══ AVAILABLE RECORDS

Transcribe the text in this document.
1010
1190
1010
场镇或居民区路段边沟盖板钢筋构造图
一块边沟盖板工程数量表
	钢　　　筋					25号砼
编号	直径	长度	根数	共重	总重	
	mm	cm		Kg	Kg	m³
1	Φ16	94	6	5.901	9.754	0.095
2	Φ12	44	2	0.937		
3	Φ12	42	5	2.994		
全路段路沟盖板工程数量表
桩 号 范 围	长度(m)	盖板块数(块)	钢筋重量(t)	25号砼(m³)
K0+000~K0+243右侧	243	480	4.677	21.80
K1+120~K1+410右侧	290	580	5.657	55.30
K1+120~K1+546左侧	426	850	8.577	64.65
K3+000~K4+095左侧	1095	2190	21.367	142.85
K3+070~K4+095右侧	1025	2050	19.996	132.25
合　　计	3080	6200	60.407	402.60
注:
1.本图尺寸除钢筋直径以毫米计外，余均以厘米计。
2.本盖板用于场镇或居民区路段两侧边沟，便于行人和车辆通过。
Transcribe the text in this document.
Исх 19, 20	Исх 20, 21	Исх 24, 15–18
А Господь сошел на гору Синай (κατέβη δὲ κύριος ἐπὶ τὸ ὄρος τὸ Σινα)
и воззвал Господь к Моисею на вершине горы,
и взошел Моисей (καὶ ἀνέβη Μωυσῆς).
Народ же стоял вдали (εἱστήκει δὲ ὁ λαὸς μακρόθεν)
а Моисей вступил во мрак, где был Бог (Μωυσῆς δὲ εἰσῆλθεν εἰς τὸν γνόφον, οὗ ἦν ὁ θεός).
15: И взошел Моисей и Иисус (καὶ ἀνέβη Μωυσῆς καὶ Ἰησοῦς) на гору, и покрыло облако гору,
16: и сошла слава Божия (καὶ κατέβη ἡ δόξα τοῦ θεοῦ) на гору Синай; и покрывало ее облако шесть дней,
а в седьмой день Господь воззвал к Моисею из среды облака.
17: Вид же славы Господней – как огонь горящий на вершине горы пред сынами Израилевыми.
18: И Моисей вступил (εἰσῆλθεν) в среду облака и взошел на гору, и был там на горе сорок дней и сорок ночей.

════

- WHAT TO WORK ON -
Identify how many lines in the entries above contain the word "Господь" and provide only that figure.

- FINAL RESULT -
3